### Written task:
Make an exact copy of the data below, leaving out every picture.

### Listing:

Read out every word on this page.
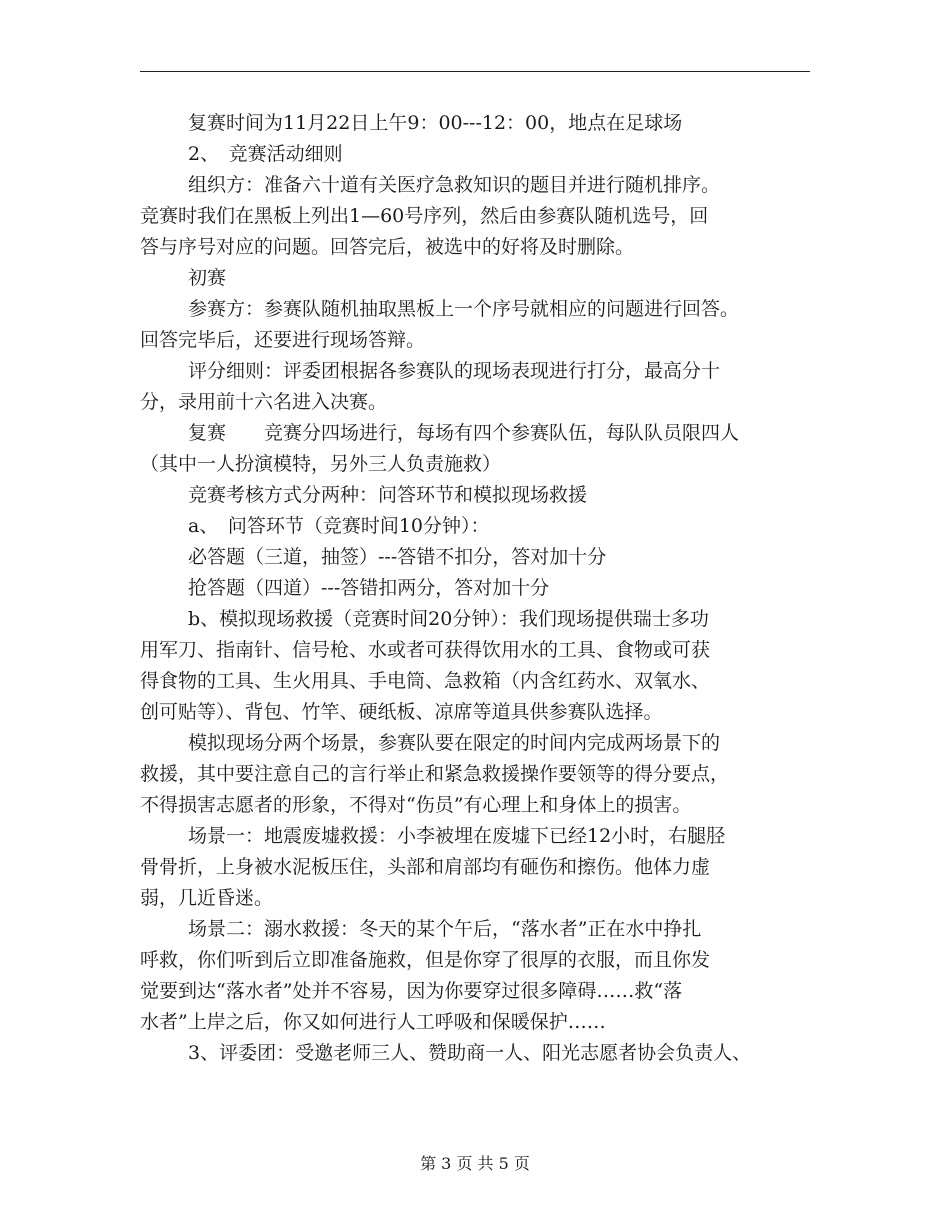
复赛时间为11月22日上午9：00---12：00，地点在足球场
2、　竞赛活动细则
组织方：准备六十道有关医疗急救知识的题目并进行随机排序。
竞赛时我们在黑板上列出1—60号序列，然后由参赛队随机选号，回
答与序号对应的问题。回答完后，被选中的好将及时删除。
初赛
参赛方：参赛队随机抽取黑板上一个序号就相应的问题进行回答。
回答完毕后，还要进行现场答辩。
评分细则：评委团根据各参赛队的现场表现进行打分，最高分十
分，录用前十六名进入决赛。
复赛　　竞赛分四场进行，每场有四个参赛队伍，每队队员限四人
（其中一人扮演模特，另外三人负责施救）
竞赛考核方式分两种：问答环节和模拟现场救援
a、　问答环节（竞赛时间10分钟）：
必答题（三道，抽签）---答错不扣分，答对加十分
抢答题（四道）---答错扣两分，答对加十分
b、模拟现场救援（竞赛时间20分钟）：我们现场提供瑞士多功
用军刀、指南针、信号枪、水或者可获得饮用水的工具、食物或可获
得食物的工具、生火用具、手电筒、急救箱（内含红药水、双氧水、
创可贴等）、背包、竹竿、硬纸板、凉席等道具供参赛队选择。
模拟现场分两个场景，参赛队要在限定的时间内完成两场景下的
救援，其中要注意自己的言行举止和紧急救援操作要领等的得分要点，
不得损害志愿者的形象，不得对“伤员”有心理上和身体上的损害。
场景一：地震废墟救援：小李被埋在废墟下已经12小时，右腿胫
骨骨折，上身被水泥板压住，头部和肩部均有砸伤和擦伤。他体力虚
弱，几近昏迷。
场景二：溺水救援：冬天的某个午后，“落水者”正在水中挣扎
呼救，你们听到后立即准备施救，但是你穿了很厚的衣服，而且你发
觉要到达“落水者”处并不容易，因为你要穿过很多障碍……救“落
水者”上岸之后，你又如何进行人工呼吸和保暖保护……
3、评委团：受邀老师三人、赞助商一人、阳光志愿者协会负责人、
第 3 页 共 5 页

### Reply to the exercise:
Read out every word on this page.
复赛时间为11月22日上午9：00---12：00，地点在足球场
2、　竞赛活动细则
组织方：准备六十道有关医疗急救知识的题目并进行随机排序。
竞赛时我们在黑板上列出1—60号序列，然后由参赛队随机选号，回
答与序号对应的问题。回答完后，被选中的好将及时删除。
初赛
参赛方：参赛队随机抽取黑板上一个序号就相应的问题进行回答。
回答完毕后，还要进行现场答辩。
评分细则：评委团根据各参赛队的现场表现进行打分，最高分十
分，录用前十六名进入决赛。
复赛　　竞赛分四场进行，每场有四个参赛队伍，每队队员限四人
（其中一人扮演模特，另外三人负责施救）
竞赛考核方式分两种：问答环节和模拟现场救援
a、　问答环节（竞赛时间10分钟）：
必答题（三道，抽签）---答错不扣分，答对加十分
抢答题（四道）---答错扣两分，答对加十分
b、模拟现场救援（竞赛时间20分钟）：我们现场提供瑞士多功
用军刀、指南针、信号枪、水或者可获得饮用水的工具、食物或可获
得食物的工具、生火用具、手电筒、急救箱（内含红药水、双氧水、
创可贴等）、背包、竹竿、硬纸板、凉席等道具供参赛队选择。
模拟现场分两个场景，参赛队要在限定的时间内完成两场景下的
救援，其中要注意自己的言行举止和紧急救援操作要领等的得分要点，
不得损害志愿者的形象，不得对“伤员”有心理上和身体上的损害。
场景一：地震废墟救援：小李被埋在废墟下已经12小时，右腿胫
骨骨折，上身被水泥板压住，头部和肩部均有砸伤和擦伤。他体力虚
弱，几近昏迷。
场景二：溺水救援：冬天的某个午后，“落水者”正在水中挣扎
呼救，你们听到后立即准备施救，但是你穿了很厚的衣服，而且你发
觉要到达“落水者”处并不容易，因为你要穿过很多障碍……救“落
水者”上岸之后，你又如何进行人工呼吸和保暖保护……
3、评委团：受邀老师三人、赞助商一人、阳光志愿者协会负责人、
第 3 页 共 5 页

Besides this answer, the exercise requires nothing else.